# [Task statement]
Without including any images, repeat the data exactly.

# [Task data]
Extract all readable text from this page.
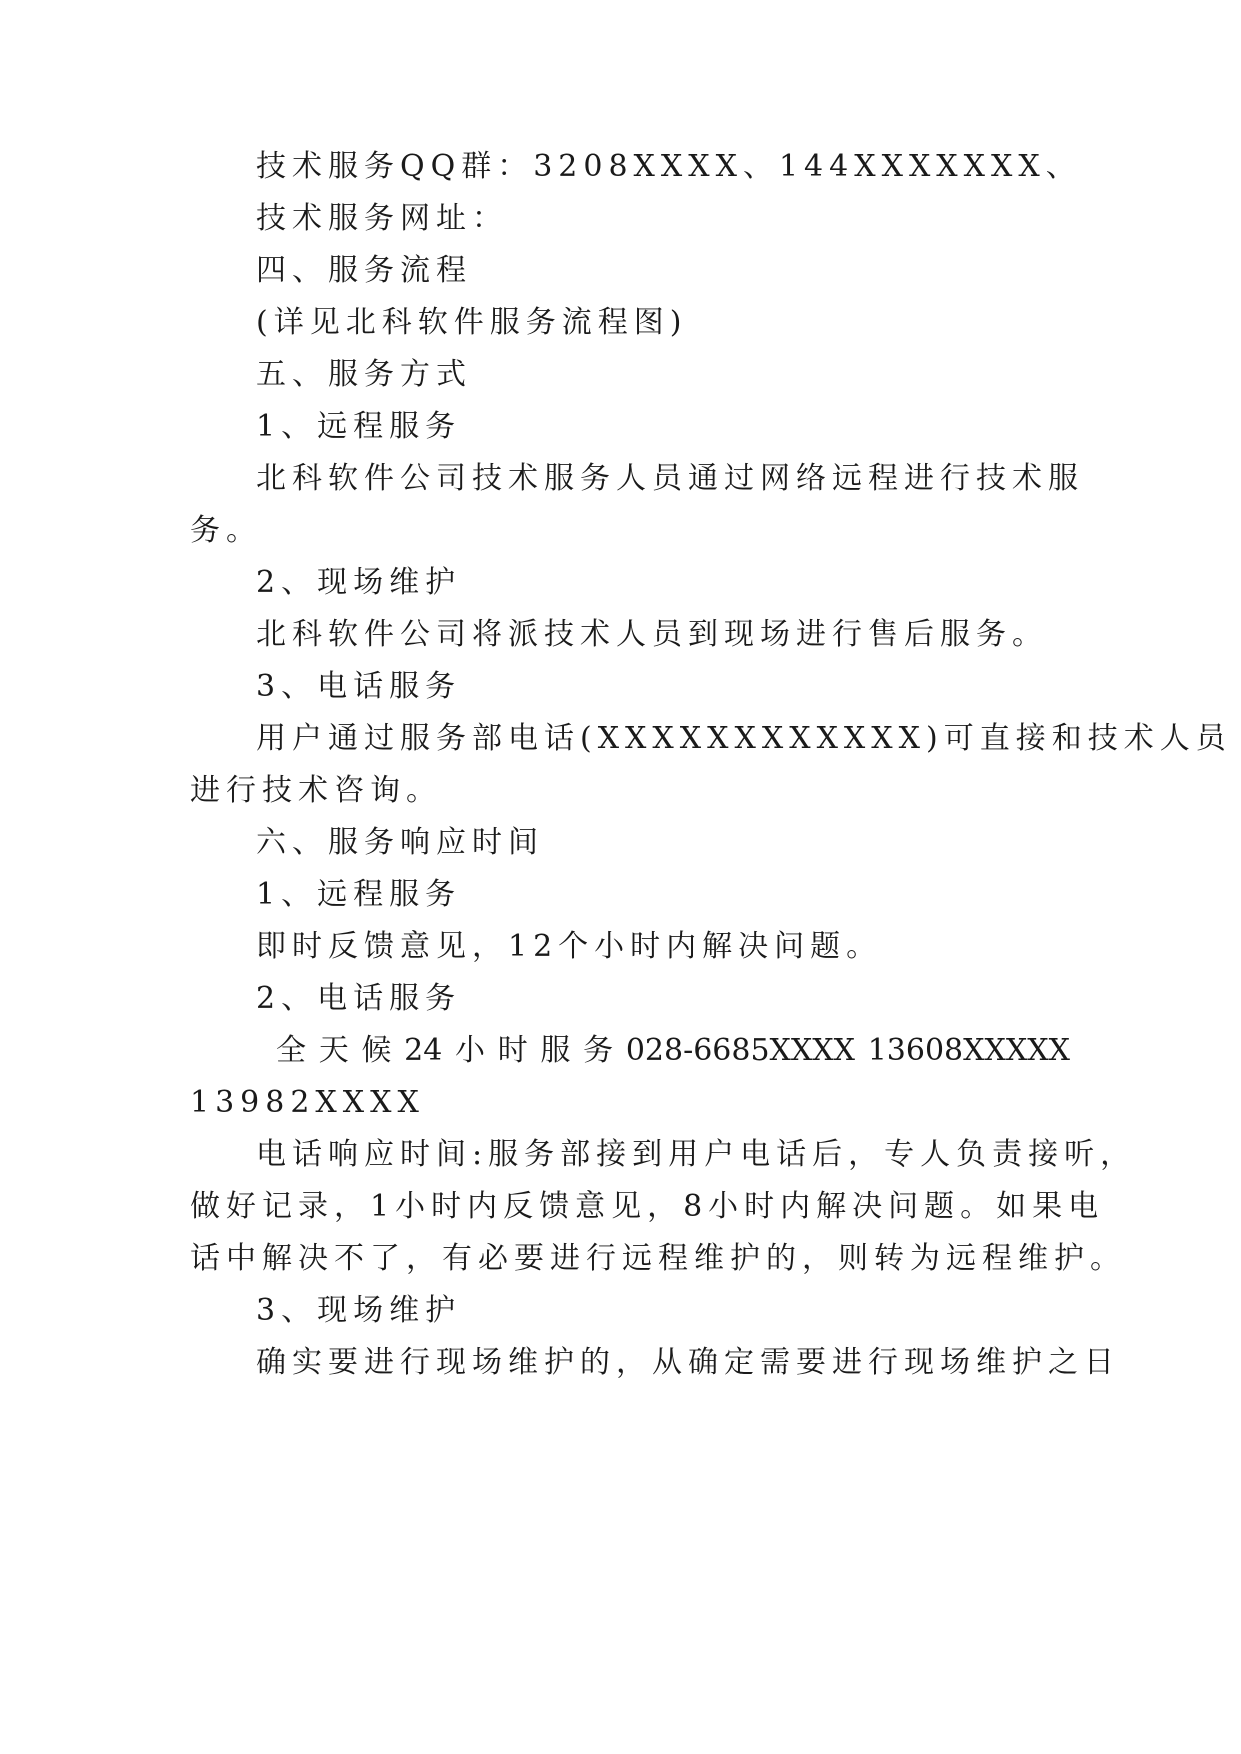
技术服务QQ群：3208XXXX、144XXXXXXX、
技术服务网址：
四、服务流程
(详见北科软件服务流程图)
五、服务方式
1、远程服务
北科软件公司技术服务人员通过网络远程进行技术服
务。
2、现场维护
北科软件公司将派技术人员到现场进行售后服务。
3、电话服务
用户通过服务部电话(XXXXXXXXXXXX)可直接和技术人员
进行技术咨询。
六、服务响应时间
1、远程服务
即时反馈意见，12个小时内解决问题。
2、电话服务
全 天 候 24 小 时 服 务 028-6685XXXX 13608XXXXX
13982XXXX
电话响应时间:服务部接到用户电话后，专人负责接听，
做好记录，1小时内反馈意见，8小时内解决问题。如果电
话中解决不了，有必要进行远程维护的，则转为远程维护。
3、现场维护
确实要进行现场维护的，从确定需要进行现场维护之日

# [Task solution]
Extract all readable text from this page.
技术服务QQ群：3208XXXX、144XXXXXXX、
技术服务网址：
四、服务流程
(详见北科软件服务流程图)
五、服务方式
1、远程服务
北科软件公司技术服务人员通过网络远程进行技术服
务。
2、现场维护
北科软件公司将派技术人员到现场进行售后服务。
3、电话服务
用户通过服务部电话(XXXXXXXXXXXX)可直接和技术人员
进行技术咨询。
六、服务响应时间
1、远程服务
即时反馈意见，12个小时内解决问题。
2、电话服务
全 天 候 24 小 时 服 务 028-6685XXXX 13608XXXXX
13982XXXX
电话响应时间:服务部接到用户电话后，专人负责接听，
做好记录，1小时内反馈意见，8小时内解决问题。如果电
话中解决不了，有必要进行远程维护的，则转为远程维护。
3、现场维护
确实要进行现场维护的，从确定需要进行现场维护之日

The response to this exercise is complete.